▶ EXCERPT PROVIDED:
----

Source: classfmonline.com

State played 'dangerous propaganda' in SA ex-cops saga - Baako

Kweku Baako Jr, Editor-in-Chief of New Crusading GuideKweku Baako Jr, Editor-in-Chief of New Crusading Guide

The state played a dangerous propaganda game with the three South African ex-police officers, who were arrested in Ghana for offering illegal training to some members of the opposition New Patriotic Party (NPP), pundit Kweku Baako Jr. has said.

The three: Chris Hazis, 54, also known as Major Ahmed Shaik (rtd); WO/Denver Dwayhe Naidu (rtd), 39; and Captain Mlungiseleli Jokani (rtd), 45, were picked up at the El Capitano Hotel at Agona Duakwa in the Central region a couple of weeks ago.

They were said to be training 15 members of Ghana's biggest opposition party in various security drills, including unarmed combat, weapon handling, VIP protection techniques, and rapid response manoeuvres. They were charged with false declaration and unlawful training. They were put before court on Thursday March 24. They pleaded not guilty and were each granted a GHS 20,000 bail with sureties. The BNI, however, continued to hold them in custody until their deportation.

The NPP has insisted the three were neither "mercenaries" nor "terrorists" as was alleged by some officials of the NDC, but were experts who were only training bodyguards to control crowds around the NPP flagbearer Nana Akufo-Addo and his running mate, Dr Mahamudu Bawumia, during campaigning, ahead of the November polls.

----

▶ REQUIRED TASK 1:
Collect every line of the records that contains the string "recommendations", matching case exactly.
The article and the records come from unrelated sources.

▶ INFORMATION SUPPLIED:
----

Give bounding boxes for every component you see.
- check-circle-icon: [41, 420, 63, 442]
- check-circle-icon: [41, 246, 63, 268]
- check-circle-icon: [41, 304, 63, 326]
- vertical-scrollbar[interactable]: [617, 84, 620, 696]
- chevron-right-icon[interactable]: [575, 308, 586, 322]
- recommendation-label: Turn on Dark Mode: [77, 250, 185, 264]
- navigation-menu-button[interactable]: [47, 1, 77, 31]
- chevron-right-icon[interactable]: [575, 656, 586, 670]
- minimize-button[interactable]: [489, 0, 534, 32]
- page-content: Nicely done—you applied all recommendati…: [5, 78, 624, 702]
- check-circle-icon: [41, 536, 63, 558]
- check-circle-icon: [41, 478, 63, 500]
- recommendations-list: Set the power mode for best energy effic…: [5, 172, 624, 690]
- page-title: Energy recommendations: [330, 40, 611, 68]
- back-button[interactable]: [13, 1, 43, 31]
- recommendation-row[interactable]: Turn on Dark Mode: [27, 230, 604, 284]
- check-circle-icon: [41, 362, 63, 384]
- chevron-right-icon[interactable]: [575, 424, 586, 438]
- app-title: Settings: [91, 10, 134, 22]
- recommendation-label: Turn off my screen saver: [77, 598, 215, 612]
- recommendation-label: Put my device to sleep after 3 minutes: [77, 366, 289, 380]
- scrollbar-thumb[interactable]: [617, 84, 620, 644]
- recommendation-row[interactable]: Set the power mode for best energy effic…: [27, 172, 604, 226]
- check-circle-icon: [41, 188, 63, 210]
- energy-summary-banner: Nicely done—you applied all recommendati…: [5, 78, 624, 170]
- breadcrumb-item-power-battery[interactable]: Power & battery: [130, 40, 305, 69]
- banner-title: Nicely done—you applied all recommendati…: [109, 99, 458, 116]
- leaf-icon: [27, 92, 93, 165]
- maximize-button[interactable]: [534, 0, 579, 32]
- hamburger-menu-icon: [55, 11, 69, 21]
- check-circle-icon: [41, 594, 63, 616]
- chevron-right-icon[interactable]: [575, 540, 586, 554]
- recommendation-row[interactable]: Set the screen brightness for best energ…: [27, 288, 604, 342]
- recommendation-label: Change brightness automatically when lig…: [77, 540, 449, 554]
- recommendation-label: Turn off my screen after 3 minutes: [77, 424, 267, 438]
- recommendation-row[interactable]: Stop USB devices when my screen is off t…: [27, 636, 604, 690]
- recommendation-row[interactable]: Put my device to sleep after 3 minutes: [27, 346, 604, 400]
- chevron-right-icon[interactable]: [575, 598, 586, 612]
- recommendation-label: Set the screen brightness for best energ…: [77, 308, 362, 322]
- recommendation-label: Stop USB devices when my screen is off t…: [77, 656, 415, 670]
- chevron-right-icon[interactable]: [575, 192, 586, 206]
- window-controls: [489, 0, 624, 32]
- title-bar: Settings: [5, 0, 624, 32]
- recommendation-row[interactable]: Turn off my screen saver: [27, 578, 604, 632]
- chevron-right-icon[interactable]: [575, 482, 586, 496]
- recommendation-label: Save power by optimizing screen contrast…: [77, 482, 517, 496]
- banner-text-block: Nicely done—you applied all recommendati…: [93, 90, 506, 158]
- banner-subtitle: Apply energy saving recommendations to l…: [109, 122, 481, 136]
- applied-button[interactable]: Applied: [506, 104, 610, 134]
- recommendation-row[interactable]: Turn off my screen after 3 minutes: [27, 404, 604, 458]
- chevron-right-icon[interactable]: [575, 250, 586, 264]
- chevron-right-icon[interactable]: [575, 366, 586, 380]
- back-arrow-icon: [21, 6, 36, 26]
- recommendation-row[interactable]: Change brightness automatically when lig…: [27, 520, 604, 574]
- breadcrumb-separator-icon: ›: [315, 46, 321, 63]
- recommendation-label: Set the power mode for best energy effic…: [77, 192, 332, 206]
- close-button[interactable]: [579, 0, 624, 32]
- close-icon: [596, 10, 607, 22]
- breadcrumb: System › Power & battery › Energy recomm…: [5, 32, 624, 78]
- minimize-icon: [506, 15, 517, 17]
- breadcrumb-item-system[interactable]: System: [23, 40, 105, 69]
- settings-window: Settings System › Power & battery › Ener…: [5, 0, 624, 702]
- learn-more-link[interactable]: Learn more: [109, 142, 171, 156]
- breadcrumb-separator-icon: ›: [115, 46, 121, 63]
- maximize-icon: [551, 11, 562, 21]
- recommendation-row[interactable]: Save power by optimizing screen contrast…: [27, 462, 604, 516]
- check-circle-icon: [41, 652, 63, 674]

----

▶ REQUIRED TASK 2:
Rewrite the stretch of the article from "State played 'dangerous" through "of weeks ago.", putting "disinformation" in place of "propaganda".

▶ CORRECT RESPONSE 1:
- recommendations-list: Set the power mode for best energy effic…: [5, 172, 624, 690]
- page-title: Energy recommendations: [330, 40, 611, 68]
- banner-subtitle: Apply energy saving recommendations to l…: [109, 122, 481, 136]

▶ CORRECT RESPONSE 2:
State played 'dangerous disinformation' in SA ex-cops saga - Baako

Kweku Baako Jr, Editor-in-Chief of New Crusading GuideKweku Baako Jr, Editor-in-Chief of New Crusading Guide

The state played a dangerous disinformation game with the three South African ex-police officers, who were arrested in Ghana for offering illegal training to some members of the opposition New Patriotic Party (NPP), pundit Kweku Baako Jr. has said.

The three: Chris Hazis, 54, also known as Major Ahmed Shaik (rtd); WO/Denver Dwayhe Naidu (rtd), 39; and Captain Mlungiseleli Jokani (rtd), 45, were picked up at the El Capitano Hotel at Agona Duakwa in the Central region a couple of weeks ago.